__MATERIALS PROVIDED__
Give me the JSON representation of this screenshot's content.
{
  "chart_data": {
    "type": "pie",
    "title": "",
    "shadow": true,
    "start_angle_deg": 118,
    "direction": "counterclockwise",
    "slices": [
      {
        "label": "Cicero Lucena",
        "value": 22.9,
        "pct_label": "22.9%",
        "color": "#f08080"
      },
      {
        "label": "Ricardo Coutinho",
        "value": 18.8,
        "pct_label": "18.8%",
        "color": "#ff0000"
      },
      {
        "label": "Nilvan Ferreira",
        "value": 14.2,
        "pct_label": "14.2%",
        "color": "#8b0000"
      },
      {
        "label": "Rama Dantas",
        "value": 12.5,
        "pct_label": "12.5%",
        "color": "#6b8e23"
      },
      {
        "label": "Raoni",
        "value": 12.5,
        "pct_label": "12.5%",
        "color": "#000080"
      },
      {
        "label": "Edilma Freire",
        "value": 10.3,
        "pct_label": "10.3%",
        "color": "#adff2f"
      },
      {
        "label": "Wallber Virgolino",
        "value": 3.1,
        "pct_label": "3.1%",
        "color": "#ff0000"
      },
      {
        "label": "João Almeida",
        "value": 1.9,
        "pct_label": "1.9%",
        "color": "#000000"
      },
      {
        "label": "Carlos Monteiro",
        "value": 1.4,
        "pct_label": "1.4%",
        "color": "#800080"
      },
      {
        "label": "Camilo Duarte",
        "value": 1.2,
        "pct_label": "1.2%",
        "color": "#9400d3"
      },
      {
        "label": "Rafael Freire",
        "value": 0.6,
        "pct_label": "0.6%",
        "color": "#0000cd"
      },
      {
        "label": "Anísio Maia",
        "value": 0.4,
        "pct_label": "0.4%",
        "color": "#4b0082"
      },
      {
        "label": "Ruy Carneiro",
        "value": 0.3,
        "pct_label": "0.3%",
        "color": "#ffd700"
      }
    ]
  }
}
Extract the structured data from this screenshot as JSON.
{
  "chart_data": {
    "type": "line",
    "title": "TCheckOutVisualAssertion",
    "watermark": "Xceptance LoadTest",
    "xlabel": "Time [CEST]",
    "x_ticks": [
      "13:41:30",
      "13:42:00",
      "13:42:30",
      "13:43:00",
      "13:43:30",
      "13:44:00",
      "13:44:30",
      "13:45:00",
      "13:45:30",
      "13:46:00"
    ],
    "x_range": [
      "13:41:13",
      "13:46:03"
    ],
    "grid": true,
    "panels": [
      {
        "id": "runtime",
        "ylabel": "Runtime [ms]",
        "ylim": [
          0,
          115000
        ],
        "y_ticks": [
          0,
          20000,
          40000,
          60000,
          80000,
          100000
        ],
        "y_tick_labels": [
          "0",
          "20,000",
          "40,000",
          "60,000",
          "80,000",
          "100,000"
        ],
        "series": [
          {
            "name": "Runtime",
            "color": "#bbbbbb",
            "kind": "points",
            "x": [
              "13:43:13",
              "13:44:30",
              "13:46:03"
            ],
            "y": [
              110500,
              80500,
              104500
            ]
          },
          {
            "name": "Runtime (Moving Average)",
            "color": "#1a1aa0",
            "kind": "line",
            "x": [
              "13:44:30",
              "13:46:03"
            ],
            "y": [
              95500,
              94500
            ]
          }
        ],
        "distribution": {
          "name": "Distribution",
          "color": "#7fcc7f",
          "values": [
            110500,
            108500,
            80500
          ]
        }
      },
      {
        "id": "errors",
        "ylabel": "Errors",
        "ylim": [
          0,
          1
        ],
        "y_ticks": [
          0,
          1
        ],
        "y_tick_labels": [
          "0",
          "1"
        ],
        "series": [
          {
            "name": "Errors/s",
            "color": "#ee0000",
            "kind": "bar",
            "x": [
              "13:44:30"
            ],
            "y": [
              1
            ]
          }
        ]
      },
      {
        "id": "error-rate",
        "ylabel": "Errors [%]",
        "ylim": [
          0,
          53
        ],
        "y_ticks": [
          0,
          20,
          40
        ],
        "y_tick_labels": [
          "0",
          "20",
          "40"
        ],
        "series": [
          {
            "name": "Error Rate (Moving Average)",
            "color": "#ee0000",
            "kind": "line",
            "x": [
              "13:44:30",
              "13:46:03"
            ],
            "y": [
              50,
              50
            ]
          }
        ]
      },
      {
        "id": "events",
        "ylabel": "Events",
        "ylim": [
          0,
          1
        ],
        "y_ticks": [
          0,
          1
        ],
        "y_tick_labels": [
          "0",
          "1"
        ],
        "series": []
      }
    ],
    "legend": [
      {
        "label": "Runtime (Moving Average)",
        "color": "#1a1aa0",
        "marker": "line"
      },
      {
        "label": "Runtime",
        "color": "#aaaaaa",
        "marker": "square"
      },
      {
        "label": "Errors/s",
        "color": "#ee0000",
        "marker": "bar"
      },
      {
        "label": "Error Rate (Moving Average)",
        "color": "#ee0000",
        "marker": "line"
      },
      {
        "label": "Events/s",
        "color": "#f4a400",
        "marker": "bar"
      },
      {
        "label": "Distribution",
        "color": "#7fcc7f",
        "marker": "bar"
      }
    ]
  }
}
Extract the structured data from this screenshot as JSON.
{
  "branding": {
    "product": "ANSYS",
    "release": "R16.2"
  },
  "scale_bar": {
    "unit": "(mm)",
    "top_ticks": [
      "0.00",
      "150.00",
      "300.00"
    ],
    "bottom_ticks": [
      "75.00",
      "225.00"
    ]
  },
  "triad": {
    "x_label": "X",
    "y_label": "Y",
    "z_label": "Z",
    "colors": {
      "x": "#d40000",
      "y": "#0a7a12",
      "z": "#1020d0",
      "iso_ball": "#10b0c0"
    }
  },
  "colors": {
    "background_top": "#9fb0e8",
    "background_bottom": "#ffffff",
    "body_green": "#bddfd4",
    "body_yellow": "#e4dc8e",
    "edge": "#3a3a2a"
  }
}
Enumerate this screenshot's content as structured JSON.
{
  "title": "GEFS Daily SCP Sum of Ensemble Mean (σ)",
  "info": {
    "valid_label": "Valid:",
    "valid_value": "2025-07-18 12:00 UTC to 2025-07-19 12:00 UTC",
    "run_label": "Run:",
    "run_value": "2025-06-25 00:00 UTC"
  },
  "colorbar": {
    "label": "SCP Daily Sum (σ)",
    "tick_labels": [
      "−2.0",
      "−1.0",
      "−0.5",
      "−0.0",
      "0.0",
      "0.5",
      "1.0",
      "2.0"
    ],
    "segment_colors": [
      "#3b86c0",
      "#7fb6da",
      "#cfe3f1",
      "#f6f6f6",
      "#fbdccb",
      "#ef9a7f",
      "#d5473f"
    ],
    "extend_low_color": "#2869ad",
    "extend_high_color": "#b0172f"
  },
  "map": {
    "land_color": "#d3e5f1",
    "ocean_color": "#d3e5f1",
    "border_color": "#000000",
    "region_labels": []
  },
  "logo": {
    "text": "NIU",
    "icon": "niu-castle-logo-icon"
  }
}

__WHAT IS REQUIRED__
Make an exact copy of all the data.

__FINISHED ANSWER__
Give me the JSON representation of this screenshot's content.
{
  "chart_data": {
    "type": "pie",
    "title": "",
    "shadow": true,
    "start_angle_deg": 118,
    "direction": "counterclockwise",
    "slices": [
      {
        "label": "Cicero Lucena",
        "value": 22.9,
        "pct_label": "22.9%",
        "color": "#f08080"
      },
      {
        "label": "Ricardo Coutinho",
        "value": 18.8,
        "pct_label": "18.8%",
        "color": "#ff0000"
      },
      {
        "label": "Nilvan Ferreira",
        "value": 14.2,
        "pct_label": "14.2%",
        "color": "#8b0000"
      },
      {
        "label": "Rama Dantas",
        "value": 12.5,
        "pct_label": "12.5%",
        "color": "#6b8e23"
      },
      {
        "label": "Raoni",
        "value": 12.5,
        "pct_label": "12.5%",
        "color": "#000080"
      },
      {
        "label": "Edilma Freire",
        "value": 10.3,
        "pct_label": "10.3%",
        "color": "#adff2f"
      },
      {
        "label": "Wallber Virgolino",
        "value": 3.1,
        "pct_label": "3.1%",
        "color": "#ff0000"
      },
      {
        "label": "João Almeida",
        "value": 1.9,
        "pct_label": "1.9%",
        "color": "#000000"
      },
      {
        "label": "Carlos Monteiro",
        "value": 1.4,
        "pct_label": "1.4%",
        "color": "#800080"
      },
      {
        "label": "Camilo Duarte",
        "value": 1.2,
        "pct_label": "1.2%",
        "color": "#9400d3"
      },
      {
        "label": "Rafael Freire",
        "value": 0.6,
        "pct_label": "0.6%",
        "color": "#0000cd"
      },
      {
        "label": "Anísio Maia",
        "value": 0.4,
        "pct_label": "0.4%",
        "color": "#4b0082"
      },
      {
        "label": "Ruy Carneiro",
        "value": 0.3,
        "pct_label": "0.3%",
        "color": "#ffd700"
      }
    ]
  }
}
Extract the structured data from this screenshot as JSON.
{
  "chart_data": {
    "type": "line",
    "title": "TCheckOutVisualAssertion",
    "watermark": "Xceptance LoadTest",
    "xlabel": "Time [CEST]",
    "x_ticks": [
      "13:41:30",
      "13:42:00",
      "13:42:30",
      "13:43:00",
      "13:43:30",
      "13:44:00",
      "13:44:30",
      "13:45:00",
      "13:45:30",
      "13:46:00"
    ],
    "x_range": [
      "13:41:13",
      "13:46:03"
    ],
    "grid": true,
    "panels": [
      {
        "id": "runtime",
        "ylabel": "Runtime [ms]",
        "ylim": [
          0,
          115000
        ],
        "y_ticks": [
          0,
          20000,
          40000,
          60000,
          80000,
          100000
        ],
        "y_tick_labels": [
          "0",
          "20,000",
          "40,000",
          "60,000",
          "80,000",
          "100,000"
        ],
        "series": [
          {
            "name": "Runtime",
            "color": "#bbbbbb",
            "kind": "points",
            "x": [
              "13:43:13",
              "13:44:30",
              "13:46:03"
            ],
            "y": [
              110500,
              80500,
              104500
            ]
          },
          {
            "name": "Runtime (Moving Average)",
            "color": "#1a1aa0",
            "kind": "line",
            "x": [
              "13:44:30",
              "13:46:03"
            ],
            "y": [
              95500,
              94500
            ]
          }
        ],
        "distribution": {
          "name": "Distribution",
          "color": "#7fcc7f",
          "values": [
            110500,
            108500,
            80500
          ]
        }
      },
      {
        "id": "errors",
        "ylabel": "Errors",
        "ylim": [
          0,
          1
        ],
        "y_ticks": [
          0,
          1
        ],
        "y_tick_labels": [
          "0",
          "1"
        ],
        "series": [
          {
            "name": "Errors/s",
            "color": "#ee0000",
            "kind": "bar",
            "x": [
              "13:44:30"
            ],
            "y": [
              1
            ]
          }
        ]
      },
      {
        "id": "error-rate",
        "ylabel": "Errors [%]",
        "ylim": [
          0,
          53
        ],
        "y_ticks": [
          0,
          20,
          40
        ],
        "y_tick_labels": [
          "0",
          "20",
          "40"
        ],
        "series": [
          {
            "name": "Error Rate (Moving Average)",
            "color": "#ee0000",
            "kind": "line",
            "x": [
              "13:44:30",
              "13:46:03"
            ],
            "y": [
              50,
              50
            ]
          }
        ]
      },
      {
        "id": "events",
        "ylabel": "Events",
        "ylim": [
          0,
          1
        ],
        "y_ticks": [
          0,
          1
        ],
        "y_tick_labels": [
          "0",
          "1"
        ],
        "series": []
      }
    ],
    "legend": [
      {
        "label": "Runtime (Moving Average)",
        "color": "#1a1aa0",
        "marker": "line"
      },
      {
        "label": "Runtime",
        "color": "#aaaaaa",
        "marker": "square"
      },
      {
        "label": "Errors/s",
        "color": "#ee0000",
        "marker": "bar"
      },
      {
        "label": "Error Rate (Moving Average)",
        "color": "#ee0000",
        "marker": "line"
      },
      {
        "label": "Events/s",
        "color": "#f4a400",
        "marker": "bar"
      },
      {
        "label": "Distribution",
        "color": "#7fcc7f",
        "marker": "bar"
      }
    ]
  }
}
Extract the structured data from this screenshot as JSON.
{
  "branding": {
    "product": "ANSYS",
    "release": "R16.2"
  },
  "scale_bar": {
    "unit": "(mm)",
    "top_ticks": [
      "0.00",
      "150.00",
      "300.00"
    ],
    "bottom_ticks": [
      "75.00",
      "225.00"
    ]
  },
  "triad": {
    "x_label": "X",
    "y_label": "Y",
    "z_label": "Z",
    "colors": {
      "x": "#d40000",
      "y": "#0a7a12",
      "z": "#1020d0",
      "iso_ball": "#10b0c0"
    }
  },
  "colors": {
    "background_top": "#9fb0e8",
    "background_bottom": "#ffffff",
    "body_green": "#bddfd4",
    "body_yellow": "#e4dc8e",
    "edge": "#3a3a2a"
  }
}
Enumerate this screenshot's content as structured JSON.
{
  "title": "GEFS Daily SCP Sum of Ensemble Mean (σ)",
  "info": {
    "valid_label": "Valid:",
    "valid_value": "2025-07-18 12:00 UTC to 2025-07-19 12:00 UTC",
    "run_label": "Run:",
    "run_value": "2025-06-25 00:00 UTC"
  },
  "colorbar": {
    "label": "SCP Daily Sum (σ)",
    "tick_labels": [
      "−2.0",
      "−1.0",
      "−0.5",
      "−0.0",
      "0.0",
      "0.5",
      "1.0",
      "2.0"
    ],
    "segment_colors": [
      "#3b86c0",
      "#7fb6da",
      "#cfe3f1",
      "#f6f6f6",
      "#fbdccb",
      "#ef9a7f",
      "#d5473f"
    ],
    "extend_low_color": "#2869ad",
    "extend_high_color": "#b0172f"
  },
  "map": {
    "land_color": "#d3e5f1",
    "ocean_color": "#d3e5f1",
    "border_color": "#000000",
    "region_labels": []
  },
  "logo": {
    "text": "NIU",
    "icon": "niu-castle-logo-icon"
  }
}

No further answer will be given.